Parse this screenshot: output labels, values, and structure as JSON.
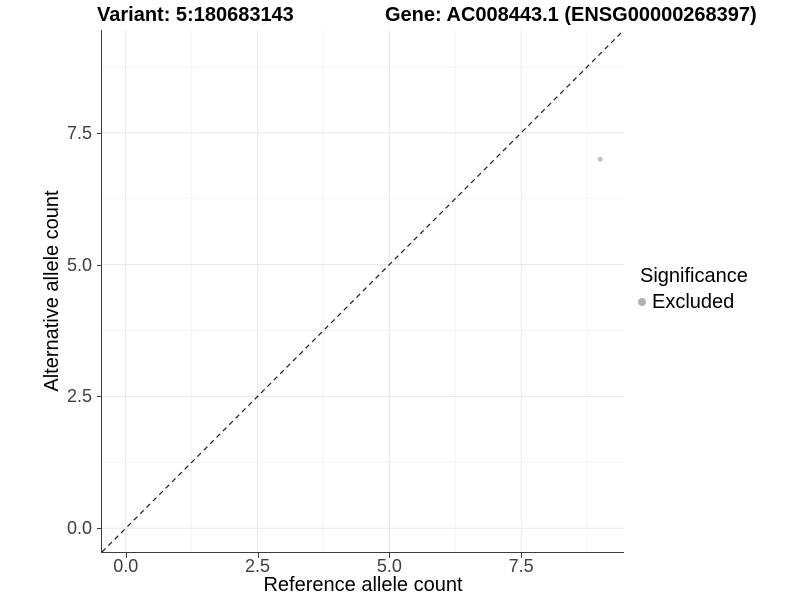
{
  "chart_data": {
    "type": "scatter",
    "titles": {
      "variant": "Variant: 5:180683143",
      "gene": "Gene: AC008443.1 (ENSG00000268397)"
    },
    "xlabel": "Reference allele count",
    "ylabel": "Alternative allele count",
    "xlim": [
      -0.45,
      9.45
    ],
    "ylim": [
      -0.45,
      9.45
    ],
    "ticks": {
      "values": [
        0,
        2.5,
        5,
        7.5
      ],
      "labels": [
        "0.0",
        "2.5",
        "5.0",
        "7.5"
      ],
      "minor": [
        1.25,
        3.75,
        6.25,
        8.75
      ]
    },
    "points": [
      {
        "x": 9,
        "y": 7,
        "significance": "Excluded"
      }
    ],
    "reference_line": {
      "type": "identity",
      "slope": 1,
      "intercept": 0,
      "style": "dashed"
    },
    "legend": {
      "title": "Significance",
      "position": "right",
      "entries": [
        {
          "label": "Excluded",
          "color": "#b0b0b0",
          "marker": "circle"
        }
      ]
    },
    "grid": true,
    "colors": {
      "background": "#ffffff",
      "point": "#c2c2c2",
      "legend_marker": "#b0b0b0",
      "grid_major": "#e8e8e8",
      "grid_minor": "#f3f3f3",
      "axis_line": "#3c3c3c",
      "tick_text": "#404040",
      "title_text": "#000000",
      "reference_line": "#1a1a1a"
    }
  }
}
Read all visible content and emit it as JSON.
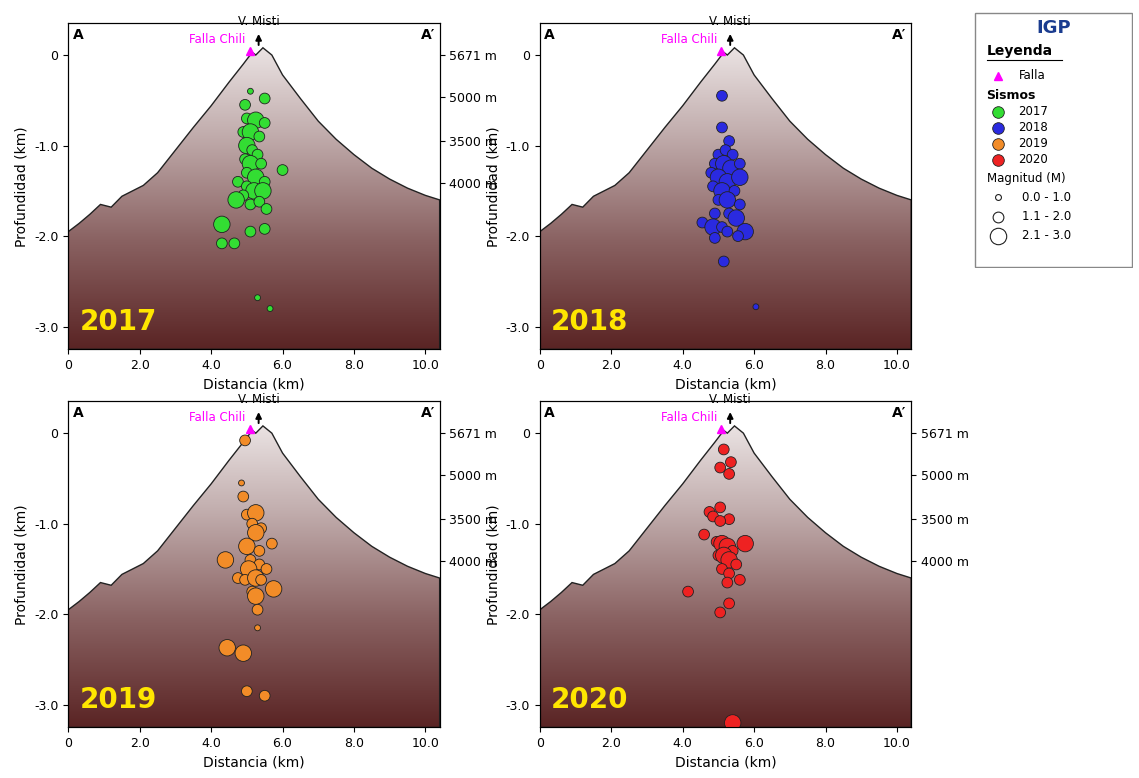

▬▬▬▬▬▬

● Set problem
Copy each line of the preceding data that contains the string "values".

● Expected answer
Parse this screenshot: output labels, values, and structure as JSON.
      "values": [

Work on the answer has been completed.